■ WHAT YOU ARE ASKED TO DO:
Pull out every line containing the string "ylabel".

■ LISTING:
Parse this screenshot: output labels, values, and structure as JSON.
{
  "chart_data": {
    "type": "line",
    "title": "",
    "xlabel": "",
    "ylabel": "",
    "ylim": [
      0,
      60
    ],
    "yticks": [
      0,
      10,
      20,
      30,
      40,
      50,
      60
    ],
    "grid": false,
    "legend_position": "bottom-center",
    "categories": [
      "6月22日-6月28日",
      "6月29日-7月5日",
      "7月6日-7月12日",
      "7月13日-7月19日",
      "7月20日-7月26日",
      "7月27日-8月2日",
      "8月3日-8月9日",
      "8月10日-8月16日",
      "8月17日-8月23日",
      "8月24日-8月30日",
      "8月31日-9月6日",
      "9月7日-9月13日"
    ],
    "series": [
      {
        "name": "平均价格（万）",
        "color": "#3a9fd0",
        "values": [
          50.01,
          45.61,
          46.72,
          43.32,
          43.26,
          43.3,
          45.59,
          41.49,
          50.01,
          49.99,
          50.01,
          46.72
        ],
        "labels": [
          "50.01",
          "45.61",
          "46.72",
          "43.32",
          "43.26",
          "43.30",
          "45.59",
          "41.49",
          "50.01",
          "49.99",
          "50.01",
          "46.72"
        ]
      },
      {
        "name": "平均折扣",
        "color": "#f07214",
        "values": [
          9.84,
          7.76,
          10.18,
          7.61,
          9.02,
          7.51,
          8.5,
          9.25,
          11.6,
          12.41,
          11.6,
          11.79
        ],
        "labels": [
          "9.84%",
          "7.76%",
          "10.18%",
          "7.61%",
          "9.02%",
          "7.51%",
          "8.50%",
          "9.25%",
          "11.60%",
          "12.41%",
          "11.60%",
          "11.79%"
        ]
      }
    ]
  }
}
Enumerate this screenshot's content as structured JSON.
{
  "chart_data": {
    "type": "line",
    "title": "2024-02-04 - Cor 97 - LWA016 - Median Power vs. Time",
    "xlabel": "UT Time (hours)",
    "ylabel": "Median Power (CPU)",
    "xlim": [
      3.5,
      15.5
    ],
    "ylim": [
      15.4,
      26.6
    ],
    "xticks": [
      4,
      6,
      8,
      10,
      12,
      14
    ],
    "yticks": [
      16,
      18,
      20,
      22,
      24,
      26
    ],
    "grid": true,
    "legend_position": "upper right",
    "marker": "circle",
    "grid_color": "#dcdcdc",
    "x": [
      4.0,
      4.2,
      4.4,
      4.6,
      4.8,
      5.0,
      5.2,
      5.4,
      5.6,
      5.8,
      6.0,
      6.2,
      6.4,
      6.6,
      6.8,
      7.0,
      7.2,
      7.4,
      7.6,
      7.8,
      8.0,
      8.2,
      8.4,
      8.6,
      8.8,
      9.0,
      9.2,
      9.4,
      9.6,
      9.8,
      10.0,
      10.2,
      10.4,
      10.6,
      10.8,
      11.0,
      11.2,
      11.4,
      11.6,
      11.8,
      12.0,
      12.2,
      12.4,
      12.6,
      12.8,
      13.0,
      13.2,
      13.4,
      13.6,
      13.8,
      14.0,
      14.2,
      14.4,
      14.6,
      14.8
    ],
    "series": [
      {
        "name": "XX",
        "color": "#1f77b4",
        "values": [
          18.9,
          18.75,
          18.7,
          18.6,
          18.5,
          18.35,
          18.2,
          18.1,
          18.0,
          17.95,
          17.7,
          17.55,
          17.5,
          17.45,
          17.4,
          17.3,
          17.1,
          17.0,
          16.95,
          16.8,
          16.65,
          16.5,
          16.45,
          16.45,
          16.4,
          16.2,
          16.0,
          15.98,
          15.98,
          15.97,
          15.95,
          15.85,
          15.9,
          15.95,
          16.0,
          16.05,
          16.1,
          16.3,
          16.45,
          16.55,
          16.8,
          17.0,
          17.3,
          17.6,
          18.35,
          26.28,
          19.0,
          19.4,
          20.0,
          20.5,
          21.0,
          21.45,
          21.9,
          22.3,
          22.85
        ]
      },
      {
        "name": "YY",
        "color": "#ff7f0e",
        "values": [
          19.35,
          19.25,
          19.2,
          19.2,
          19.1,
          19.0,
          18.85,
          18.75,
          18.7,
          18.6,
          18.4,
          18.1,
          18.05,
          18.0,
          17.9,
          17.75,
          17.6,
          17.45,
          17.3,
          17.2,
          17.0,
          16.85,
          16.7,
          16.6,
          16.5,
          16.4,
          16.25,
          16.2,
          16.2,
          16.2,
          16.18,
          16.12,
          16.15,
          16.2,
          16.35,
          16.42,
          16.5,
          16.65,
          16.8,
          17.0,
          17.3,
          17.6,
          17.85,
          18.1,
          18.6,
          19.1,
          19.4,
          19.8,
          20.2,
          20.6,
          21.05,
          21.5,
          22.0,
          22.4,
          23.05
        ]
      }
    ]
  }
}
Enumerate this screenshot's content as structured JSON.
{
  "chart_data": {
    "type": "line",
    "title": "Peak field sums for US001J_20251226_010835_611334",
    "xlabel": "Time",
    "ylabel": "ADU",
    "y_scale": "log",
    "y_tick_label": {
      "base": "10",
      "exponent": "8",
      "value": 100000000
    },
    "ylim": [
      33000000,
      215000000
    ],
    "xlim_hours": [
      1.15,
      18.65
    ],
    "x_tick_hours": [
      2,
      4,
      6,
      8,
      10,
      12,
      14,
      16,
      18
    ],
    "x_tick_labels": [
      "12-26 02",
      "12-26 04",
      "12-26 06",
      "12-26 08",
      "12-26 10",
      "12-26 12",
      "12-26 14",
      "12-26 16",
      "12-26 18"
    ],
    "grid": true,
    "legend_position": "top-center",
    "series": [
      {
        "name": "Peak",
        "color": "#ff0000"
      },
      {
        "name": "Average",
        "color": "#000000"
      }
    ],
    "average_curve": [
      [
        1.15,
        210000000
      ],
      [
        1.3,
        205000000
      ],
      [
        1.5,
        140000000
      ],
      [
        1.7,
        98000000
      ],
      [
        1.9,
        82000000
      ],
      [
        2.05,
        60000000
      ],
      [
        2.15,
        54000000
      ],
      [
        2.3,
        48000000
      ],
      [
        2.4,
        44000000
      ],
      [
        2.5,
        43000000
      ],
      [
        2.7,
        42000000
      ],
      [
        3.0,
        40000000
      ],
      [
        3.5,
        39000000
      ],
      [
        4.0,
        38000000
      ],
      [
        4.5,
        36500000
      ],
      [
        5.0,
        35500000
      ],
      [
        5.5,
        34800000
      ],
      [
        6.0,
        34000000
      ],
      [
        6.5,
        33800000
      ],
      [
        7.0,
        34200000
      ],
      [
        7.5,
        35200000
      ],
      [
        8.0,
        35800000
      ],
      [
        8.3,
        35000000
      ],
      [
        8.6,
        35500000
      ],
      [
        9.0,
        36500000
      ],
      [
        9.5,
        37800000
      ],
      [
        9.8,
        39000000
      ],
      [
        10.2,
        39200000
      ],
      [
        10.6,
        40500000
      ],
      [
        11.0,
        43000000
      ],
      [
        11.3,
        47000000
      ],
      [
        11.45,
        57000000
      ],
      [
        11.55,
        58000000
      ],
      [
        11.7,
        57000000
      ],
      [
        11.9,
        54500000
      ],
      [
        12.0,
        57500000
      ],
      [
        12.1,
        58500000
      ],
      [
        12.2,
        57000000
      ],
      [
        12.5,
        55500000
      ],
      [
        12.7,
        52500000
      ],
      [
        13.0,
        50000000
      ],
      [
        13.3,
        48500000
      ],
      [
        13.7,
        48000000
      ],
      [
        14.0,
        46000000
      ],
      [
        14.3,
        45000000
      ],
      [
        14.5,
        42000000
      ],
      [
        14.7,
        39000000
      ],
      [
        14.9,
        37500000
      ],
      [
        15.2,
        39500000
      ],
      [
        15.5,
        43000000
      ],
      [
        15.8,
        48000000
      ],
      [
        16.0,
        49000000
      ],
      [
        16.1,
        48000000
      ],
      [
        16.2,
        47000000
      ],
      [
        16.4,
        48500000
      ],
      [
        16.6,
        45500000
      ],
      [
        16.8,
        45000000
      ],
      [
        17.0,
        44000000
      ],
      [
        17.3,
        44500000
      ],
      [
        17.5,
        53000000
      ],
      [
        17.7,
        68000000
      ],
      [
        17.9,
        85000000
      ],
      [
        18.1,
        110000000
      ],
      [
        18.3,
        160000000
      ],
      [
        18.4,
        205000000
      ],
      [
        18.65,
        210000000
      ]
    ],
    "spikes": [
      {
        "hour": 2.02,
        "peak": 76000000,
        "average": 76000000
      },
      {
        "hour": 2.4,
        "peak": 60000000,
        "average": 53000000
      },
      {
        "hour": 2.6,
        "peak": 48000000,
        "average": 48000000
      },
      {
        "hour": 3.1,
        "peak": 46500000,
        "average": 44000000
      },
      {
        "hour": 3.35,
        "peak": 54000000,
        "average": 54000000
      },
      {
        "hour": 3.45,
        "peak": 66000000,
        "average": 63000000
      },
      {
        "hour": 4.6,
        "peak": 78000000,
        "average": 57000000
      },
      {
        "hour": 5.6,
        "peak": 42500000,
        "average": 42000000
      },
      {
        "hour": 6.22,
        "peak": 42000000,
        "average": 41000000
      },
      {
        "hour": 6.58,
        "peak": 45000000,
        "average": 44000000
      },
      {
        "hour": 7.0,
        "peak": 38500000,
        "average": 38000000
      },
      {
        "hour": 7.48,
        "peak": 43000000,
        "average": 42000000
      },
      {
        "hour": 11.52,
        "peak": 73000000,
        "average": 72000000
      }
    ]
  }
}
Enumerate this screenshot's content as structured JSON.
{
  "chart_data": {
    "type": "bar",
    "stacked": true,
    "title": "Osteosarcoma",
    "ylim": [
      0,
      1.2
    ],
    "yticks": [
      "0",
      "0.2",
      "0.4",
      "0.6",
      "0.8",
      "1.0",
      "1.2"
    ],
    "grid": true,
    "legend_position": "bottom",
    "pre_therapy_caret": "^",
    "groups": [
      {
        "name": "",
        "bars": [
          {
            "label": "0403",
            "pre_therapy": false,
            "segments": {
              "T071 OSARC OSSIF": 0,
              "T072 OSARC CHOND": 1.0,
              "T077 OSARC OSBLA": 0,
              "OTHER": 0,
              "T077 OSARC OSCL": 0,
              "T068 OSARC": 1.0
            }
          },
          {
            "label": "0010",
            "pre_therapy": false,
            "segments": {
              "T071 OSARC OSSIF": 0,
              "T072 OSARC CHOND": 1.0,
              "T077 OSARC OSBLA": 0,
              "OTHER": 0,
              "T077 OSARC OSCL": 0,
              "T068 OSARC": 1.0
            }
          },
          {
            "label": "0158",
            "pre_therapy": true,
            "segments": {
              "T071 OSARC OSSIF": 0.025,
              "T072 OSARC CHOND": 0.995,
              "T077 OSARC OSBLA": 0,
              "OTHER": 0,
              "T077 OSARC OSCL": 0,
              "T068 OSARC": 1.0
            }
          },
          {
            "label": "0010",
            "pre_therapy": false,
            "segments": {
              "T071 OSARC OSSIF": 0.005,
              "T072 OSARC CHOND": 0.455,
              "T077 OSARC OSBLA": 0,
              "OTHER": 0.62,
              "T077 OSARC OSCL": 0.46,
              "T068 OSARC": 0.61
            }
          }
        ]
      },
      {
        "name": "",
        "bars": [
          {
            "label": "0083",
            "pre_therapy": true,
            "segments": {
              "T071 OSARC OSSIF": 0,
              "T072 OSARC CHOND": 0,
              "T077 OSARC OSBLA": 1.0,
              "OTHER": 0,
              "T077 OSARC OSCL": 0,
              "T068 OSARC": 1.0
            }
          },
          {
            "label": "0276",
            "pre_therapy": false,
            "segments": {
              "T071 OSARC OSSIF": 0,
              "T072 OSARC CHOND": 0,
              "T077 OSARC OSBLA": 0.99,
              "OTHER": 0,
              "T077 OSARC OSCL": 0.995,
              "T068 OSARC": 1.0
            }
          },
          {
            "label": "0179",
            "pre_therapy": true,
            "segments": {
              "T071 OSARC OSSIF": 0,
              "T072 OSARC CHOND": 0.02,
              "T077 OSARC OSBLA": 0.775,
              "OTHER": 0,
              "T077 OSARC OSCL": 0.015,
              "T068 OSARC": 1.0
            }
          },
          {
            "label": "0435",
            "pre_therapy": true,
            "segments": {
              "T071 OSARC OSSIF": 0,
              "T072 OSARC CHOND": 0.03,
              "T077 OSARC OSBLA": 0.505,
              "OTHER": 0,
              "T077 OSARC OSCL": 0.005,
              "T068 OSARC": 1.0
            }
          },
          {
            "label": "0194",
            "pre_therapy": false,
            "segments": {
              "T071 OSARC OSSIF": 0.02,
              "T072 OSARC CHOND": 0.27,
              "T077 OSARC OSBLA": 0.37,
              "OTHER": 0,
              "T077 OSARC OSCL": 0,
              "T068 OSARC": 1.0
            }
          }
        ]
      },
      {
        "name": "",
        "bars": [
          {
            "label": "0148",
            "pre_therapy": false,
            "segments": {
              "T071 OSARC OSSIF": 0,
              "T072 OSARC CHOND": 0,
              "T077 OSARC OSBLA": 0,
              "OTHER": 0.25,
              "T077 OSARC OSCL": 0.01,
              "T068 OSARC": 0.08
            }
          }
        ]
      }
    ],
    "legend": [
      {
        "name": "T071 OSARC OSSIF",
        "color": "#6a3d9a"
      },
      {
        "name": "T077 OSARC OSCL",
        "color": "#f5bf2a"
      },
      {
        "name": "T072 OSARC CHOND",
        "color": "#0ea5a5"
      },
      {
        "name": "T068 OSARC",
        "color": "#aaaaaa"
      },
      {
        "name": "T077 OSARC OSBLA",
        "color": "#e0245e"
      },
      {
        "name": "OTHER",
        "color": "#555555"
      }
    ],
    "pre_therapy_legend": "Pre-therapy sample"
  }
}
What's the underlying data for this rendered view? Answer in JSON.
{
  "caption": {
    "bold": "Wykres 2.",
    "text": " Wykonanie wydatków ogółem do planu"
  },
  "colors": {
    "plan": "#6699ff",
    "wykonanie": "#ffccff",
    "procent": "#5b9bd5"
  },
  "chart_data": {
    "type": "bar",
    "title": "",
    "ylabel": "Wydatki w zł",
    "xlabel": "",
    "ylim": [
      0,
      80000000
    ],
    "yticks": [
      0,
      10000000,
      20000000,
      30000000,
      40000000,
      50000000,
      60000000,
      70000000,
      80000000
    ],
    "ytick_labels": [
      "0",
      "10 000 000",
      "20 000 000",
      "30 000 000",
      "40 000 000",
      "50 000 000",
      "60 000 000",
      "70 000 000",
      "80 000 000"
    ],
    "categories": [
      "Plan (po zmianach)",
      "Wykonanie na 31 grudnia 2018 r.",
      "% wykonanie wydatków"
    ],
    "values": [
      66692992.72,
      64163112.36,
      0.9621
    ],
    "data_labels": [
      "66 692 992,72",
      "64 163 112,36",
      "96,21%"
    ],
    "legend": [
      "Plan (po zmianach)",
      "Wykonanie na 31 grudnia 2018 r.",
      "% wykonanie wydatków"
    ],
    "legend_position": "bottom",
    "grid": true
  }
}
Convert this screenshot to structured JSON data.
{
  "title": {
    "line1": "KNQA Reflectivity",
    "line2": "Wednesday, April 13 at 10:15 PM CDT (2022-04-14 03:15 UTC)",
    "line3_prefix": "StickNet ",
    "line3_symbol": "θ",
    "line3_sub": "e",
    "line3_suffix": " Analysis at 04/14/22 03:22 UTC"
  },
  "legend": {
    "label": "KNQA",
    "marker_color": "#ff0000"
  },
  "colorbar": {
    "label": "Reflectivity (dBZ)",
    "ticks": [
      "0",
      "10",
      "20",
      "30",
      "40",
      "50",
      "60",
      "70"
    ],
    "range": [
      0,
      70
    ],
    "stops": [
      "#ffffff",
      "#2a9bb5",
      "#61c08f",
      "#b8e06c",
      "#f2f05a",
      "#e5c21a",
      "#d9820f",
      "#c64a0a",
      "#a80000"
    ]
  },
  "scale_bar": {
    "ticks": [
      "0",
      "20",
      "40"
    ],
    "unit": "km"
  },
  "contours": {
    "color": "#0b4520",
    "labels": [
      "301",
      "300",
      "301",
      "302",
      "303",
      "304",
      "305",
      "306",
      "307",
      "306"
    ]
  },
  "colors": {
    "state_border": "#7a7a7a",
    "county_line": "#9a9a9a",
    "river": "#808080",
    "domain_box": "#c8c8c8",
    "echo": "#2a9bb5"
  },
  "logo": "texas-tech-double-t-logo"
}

■ TASK OUTPUT:
    "ylabel": "",
    "ylabel": "Median Power (CPU)",
    "ylabel": "ADU",
    "ylabel": "Wydatki w zł",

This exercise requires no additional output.